**REQUIRED TASK**
Would you transcribe the whole listing exactly, minus its pictures?

[start]

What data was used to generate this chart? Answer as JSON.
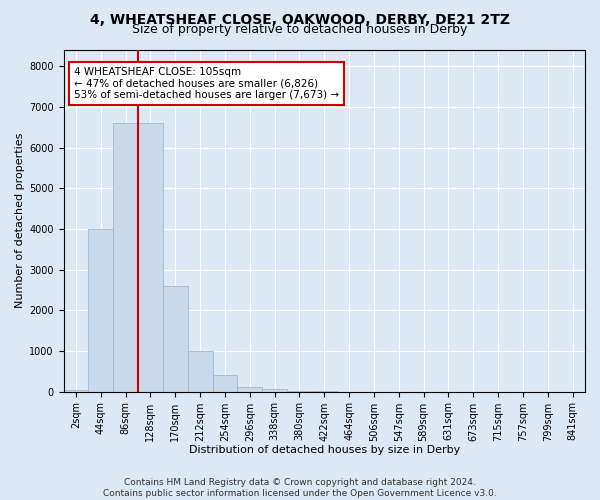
{
  "title_line1": "4, WHEATSHEAF CLOSE, OAKWOOD, DERBY, DE21 2TZ",
  "title_line2": "Size of property relative to detached houses in Derby",
  "xlabel": "Distribution of detached houses by size in Derby",
  "ylabel": "Number of detached properties",
  "bar_color": "#c9d9ea",
  "bar_edge_color": "#9ab0c8",
  "categories": [
    "2sqm",
    "44sqm",
    "86sqm",
    "128sqm",
    "170sqm",
    "212sqm",
    "254sqm",
    "296sqm",
    "338sqm",
    "380sqm",
    "422sqm",
    "464sqm",
    "506sqm",
    "547sqm",
    "589sqm",
    "631sqm",
    "673sqm",
    "715sqm",
    "757sqm",
    "799sqm",
    "841sqm"
  ],
  "values": [
    50,
    4000,
    6600,
    6600,
    2600,
    1000,
    400,
    120,
    60,
    20,
    5,
    0,
    0,
    0,
    0,
    0,
    0,
    0,
    0,
    0,
    0
  ],
  "ylim": [
    0,
    8400
  ],
  "yticks": [
    0,
    1000,
    2000,
    3000,
    4000,
    5000,
    6000,
    7000,
    8000
  ],
  "property_line_x": 2.5,
  "annotation_text": "4 WHEATSHEAF CLOSE: 105sqm\n← 47% of detached houses are smaller (6,826)\n53% of semi-detached houses are larger (7,673) →",
  "annotation_box_facecolor": "#ffffff",
  "annotation_box_edgecolor": "#cc0000",
  "vline_color": "#cc0000",
  "footer_line1": "Contains HM Land Registry data © Crown copyright and database right 2024.",
  "footer_line2": "Contains public sector information licensed under the Open Government Licence v3.0.",
  "background_color": "#dce8f4",
  "plot_bg_color": "#dce8f4",
  "grid_color": "#ffffff",
  "title1_fontsize": 10,
  "title2_fontsize": 9,
  "axis_label_fontsize": 8,
  "tick_fontsize": 7,
  "annotation_fontsize": 7.5,
  "footer_fontsize": 6.5
}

[end]

**SOLUTION TO THIS PROBLEM**
What data was used to generate this chart? Answer as JSON.
{
  "title_line1": "4, WHEATSHEAF CLOSE, OAKWOOD, DERBY, DE21 2TZ",
  "title_line2": "Size of property relative to detached houses in Derby",
  "xlabel": "Distribution of detached houses by size in Derby",
  "ylabel": "Number of detached properties",
  "bar_color": "#c9d9ea",
  "bar_edge_color": "#9ab0c8",
  "categories": [
    "2sqm",
    "44sqm",
    "86sqm",
    "128sqm",
    "170sqm",
    "212sqm",
    "254sqm",
    "296sqm",
    "338sqm",
    "380sqm",
    "422sqm",
    "464sqm",
    "506sqm",
    "547sqm",
    "589sqm",
    "631sqm",
    "673sqm",
    "715sqm",
    "757sqm",
    "799sqm",
    "841sqm"
  ],
  "values": [
    50,
    4000,
    6600,
    6600,
    2600,
    1000,
    400,
    120,
    60,
    20,
    5,
    0,
    0,
    0,
    0,
    0,
    0,
    0,
    0,
    0,
    0
  ],
  "ylim": [
    0,
    8400
  ],
  "yticks": [
    0,
    1000,
    2000,
    3000,
    4000,
    5000,
    6000,
    7000,
    8000
  ],
  "property_line_x": 2.5,
  "annotation_text": "4 WHEATSHEAF CLOSE: 105sqm\n← 47% of detached houses are smaller (6,826)\n53% of semi-detached houses are larger (7,673) →",
  "annotation_box_facecolor": "#ffffff",
  "annotation_box_edgecolor": "#cc0000",
  "vline_color": "#cc0000",
  "footer_line1": "Contains HM Land Registry data © Crown copyright and database right 2024.",
  "footer_line2": "Contains public sector information licensed under the Open Government Licence v3.0.",
  "background_color": "#dce8f4",
  "plot_bg_color": "#dce8f4",
  "grid_color": "#ffffff",
  "title1_fontsize": 10,
  "title2_fontsize": 9,
  "axis_label_fontsize": 8,
  "tick_fontsize": 7,
  "annotation_fontsize": 7.5,
  "footer_fontsize": 6.5
}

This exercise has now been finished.